» **DATASET RECORDS**:
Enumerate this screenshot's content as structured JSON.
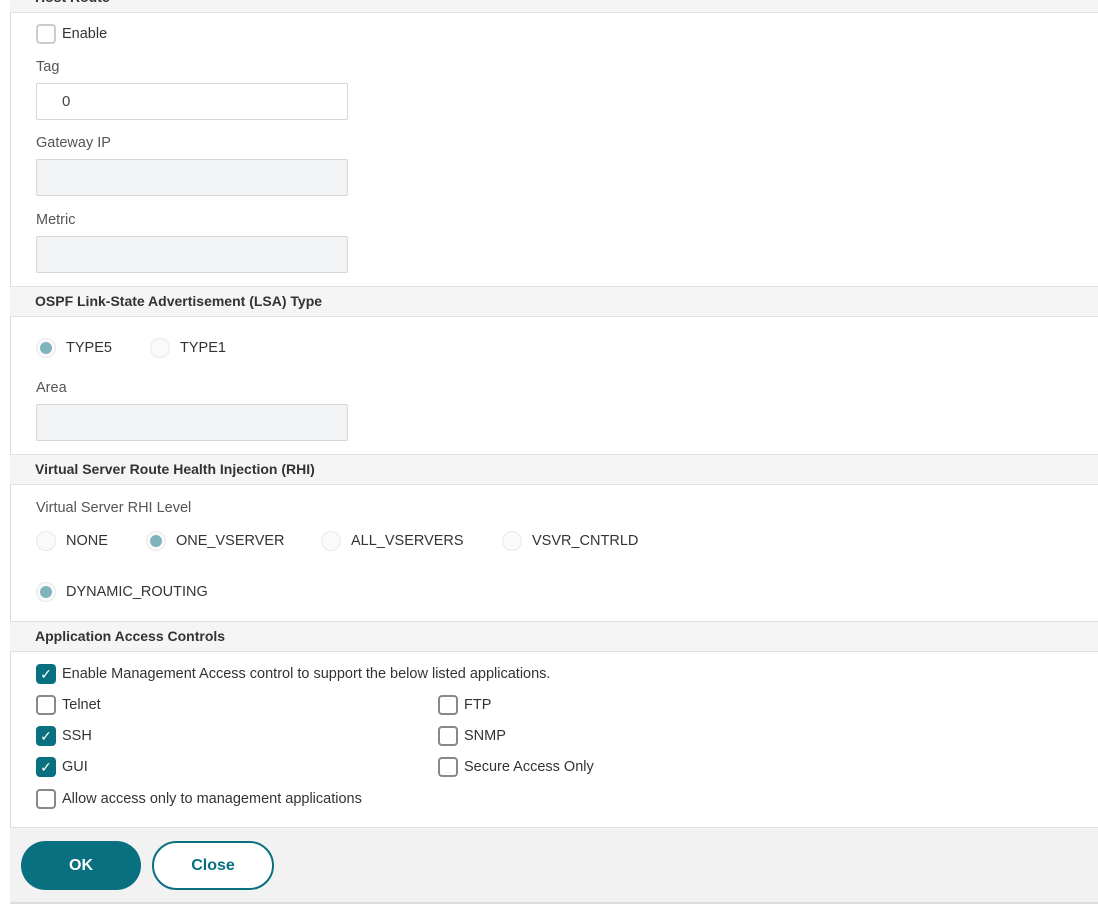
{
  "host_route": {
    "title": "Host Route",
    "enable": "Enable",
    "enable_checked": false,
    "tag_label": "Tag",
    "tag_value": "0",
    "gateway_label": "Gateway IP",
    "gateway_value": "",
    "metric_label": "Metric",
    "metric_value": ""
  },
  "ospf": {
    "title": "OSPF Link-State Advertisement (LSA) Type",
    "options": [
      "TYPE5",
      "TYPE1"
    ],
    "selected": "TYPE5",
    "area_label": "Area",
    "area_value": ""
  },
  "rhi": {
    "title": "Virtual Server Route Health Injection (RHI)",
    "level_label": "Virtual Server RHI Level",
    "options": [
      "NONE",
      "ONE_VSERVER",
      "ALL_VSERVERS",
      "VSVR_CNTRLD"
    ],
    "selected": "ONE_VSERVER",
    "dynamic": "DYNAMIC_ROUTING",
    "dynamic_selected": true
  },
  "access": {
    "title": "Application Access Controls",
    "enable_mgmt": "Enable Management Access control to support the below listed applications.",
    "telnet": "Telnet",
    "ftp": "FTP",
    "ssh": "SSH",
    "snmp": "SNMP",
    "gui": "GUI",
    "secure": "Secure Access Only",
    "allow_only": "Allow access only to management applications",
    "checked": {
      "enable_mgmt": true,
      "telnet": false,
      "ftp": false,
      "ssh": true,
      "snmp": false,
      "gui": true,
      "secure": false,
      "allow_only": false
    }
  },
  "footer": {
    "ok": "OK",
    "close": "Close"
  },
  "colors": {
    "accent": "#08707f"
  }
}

» **PROBLEM**: Copy every entry exactly as written. Pictures are excluded.

» **WRITTEN ANSWER**:
Enumerate this screenshot's content as structured JSON.
{
  "host_route": {
    "title": "Host Route",
    "enable": "Enable",
    "enable_checked": false,
    "tag_label": "Tag",
    "tag_value": "0",
    "gateway_label": "Gateway IP",
    "gateway_value": "",
    "metric_label": "Metric",
    "metric_value": ""
  },
  "ospf": {
    "title": "OSPF Link-State Advertisement (LSA) Type",
    "options": [
      "TYPE5",
      "TYPE1"
    ],
    "selected": "TYPE5",
    "area_label": "Area",
    "area_value": ""
  },
  "rhi": {
    "title": "Virtual Server Route Health Injection (RHI)",
    "level_label": "Virtual Server RHI Level",
    "options": [
      "NONE",
      "ONE_VSERVER",
      "ALL_VSERVERS",
      "VSVR_CNTRLD"
    ],
    "selected": "ONE_VSERVER",
    "dynamic": "DYNAMIC_ROUTING",
    "dynamic_selected": true
  },
  "access": {
    "title": "Application Access Controls",
    "enable_mgmt": "Enable Management Access control to support the below listed applications.",
    "telnet": "Telnet",
    "ftp": "FTP",
    "ssh": "SSH",
    "snmp": "SNMP",
    "gui": "GUI",
    "secure": "Secure Access Only",
    "allow_only": "Allow access only to management applications",
    "checked": {
      "enable_mgmt": true,
      "telnet": false,
      "ftp": false,
      "ssh": true,
      "snmp": false,
      "gui": true,
      "secure": false,
      "allow_only": false
    }
  },
  "footer": {
    "ok": "OK",
    "close": "Close"
  },
  "colors": {
    "accent": "#08707f"
  }
}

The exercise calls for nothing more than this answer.